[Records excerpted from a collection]
....................

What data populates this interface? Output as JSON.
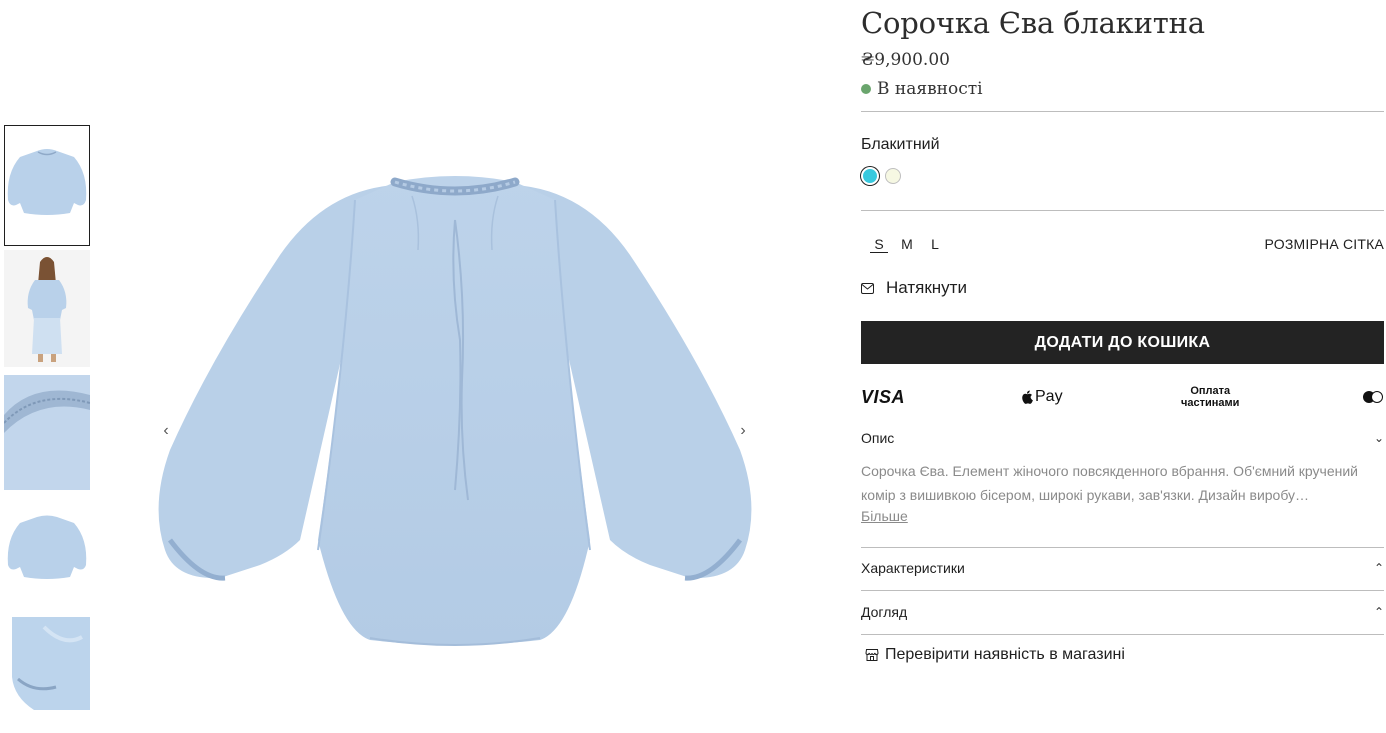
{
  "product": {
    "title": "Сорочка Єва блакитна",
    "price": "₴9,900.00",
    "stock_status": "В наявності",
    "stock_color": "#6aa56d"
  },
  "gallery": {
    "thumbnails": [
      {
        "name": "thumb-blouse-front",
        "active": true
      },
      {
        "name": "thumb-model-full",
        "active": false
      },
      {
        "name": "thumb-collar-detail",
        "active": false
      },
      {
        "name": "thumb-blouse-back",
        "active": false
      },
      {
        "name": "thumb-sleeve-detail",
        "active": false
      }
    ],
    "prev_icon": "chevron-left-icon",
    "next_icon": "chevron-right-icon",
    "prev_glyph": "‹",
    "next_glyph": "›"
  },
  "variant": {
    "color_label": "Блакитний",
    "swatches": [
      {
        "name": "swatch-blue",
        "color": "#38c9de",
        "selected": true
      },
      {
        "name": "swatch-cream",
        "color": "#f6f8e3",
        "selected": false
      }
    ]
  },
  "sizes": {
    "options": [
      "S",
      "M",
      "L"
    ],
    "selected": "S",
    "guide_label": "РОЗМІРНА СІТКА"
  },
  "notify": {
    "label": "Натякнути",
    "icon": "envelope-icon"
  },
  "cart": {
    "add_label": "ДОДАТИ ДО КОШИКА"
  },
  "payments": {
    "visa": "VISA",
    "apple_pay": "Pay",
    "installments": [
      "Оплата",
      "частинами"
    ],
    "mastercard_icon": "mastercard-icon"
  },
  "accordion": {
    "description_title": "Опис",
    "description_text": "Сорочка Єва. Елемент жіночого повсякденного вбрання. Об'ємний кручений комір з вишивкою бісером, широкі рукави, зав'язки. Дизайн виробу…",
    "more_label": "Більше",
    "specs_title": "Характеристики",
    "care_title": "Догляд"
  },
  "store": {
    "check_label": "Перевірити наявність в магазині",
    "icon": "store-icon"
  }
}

....................

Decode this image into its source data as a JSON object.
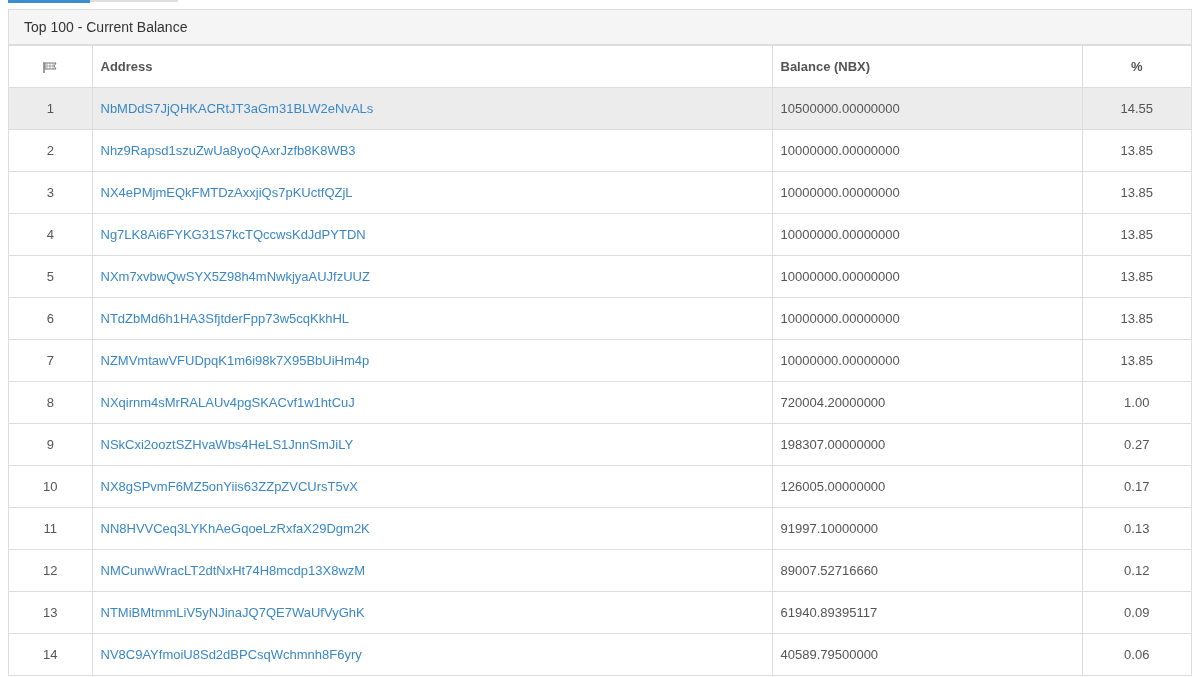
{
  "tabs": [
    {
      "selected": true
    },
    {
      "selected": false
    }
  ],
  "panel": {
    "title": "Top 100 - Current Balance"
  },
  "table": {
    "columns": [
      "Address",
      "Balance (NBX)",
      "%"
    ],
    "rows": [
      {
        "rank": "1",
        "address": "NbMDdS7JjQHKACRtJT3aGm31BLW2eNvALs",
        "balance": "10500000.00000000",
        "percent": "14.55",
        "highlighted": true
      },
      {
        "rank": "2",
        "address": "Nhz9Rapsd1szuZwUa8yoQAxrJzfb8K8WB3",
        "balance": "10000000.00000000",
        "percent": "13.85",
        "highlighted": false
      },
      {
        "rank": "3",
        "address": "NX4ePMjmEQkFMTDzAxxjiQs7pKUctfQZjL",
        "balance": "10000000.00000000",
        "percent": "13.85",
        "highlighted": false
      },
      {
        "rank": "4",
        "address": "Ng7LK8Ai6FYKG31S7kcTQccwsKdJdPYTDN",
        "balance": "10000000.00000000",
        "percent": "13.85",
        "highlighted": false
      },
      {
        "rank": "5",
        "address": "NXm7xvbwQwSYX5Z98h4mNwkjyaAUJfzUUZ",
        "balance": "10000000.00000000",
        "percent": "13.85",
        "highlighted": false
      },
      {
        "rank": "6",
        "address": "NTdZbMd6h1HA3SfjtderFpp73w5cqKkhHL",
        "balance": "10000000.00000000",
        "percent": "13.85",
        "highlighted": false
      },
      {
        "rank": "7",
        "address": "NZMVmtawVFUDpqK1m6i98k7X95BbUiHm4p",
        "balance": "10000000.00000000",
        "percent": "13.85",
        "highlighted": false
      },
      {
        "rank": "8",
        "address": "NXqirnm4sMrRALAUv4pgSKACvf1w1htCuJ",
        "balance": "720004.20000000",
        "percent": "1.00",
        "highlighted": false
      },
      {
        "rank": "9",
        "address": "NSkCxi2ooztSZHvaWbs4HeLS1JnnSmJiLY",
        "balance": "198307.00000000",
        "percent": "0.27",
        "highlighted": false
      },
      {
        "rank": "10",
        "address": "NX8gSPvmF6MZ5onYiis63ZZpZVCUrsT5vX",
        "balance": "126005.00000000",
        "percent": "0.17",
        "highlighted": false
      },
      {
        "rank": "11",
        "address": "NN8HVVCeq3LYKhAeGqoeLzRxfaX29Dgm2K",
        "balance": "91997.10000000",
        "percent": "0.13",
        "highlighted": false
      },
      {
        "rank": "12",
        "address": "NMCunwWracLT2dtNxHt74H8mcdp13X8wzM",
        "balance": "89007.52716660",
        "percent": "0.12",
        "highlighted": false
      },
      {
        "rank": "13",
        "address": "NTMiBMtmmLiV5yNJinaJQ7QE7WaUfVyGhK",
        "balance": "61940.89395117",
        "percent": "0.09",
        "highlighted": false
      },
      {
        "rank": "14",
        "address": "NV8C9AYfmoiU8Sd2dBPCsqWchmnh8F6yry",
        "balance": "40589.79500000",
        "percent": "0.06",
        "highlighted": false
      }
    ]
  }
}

....................

# Exercise objective
Count every line of the material above that holds the string "icon", then state only the total.

# Result of this task
5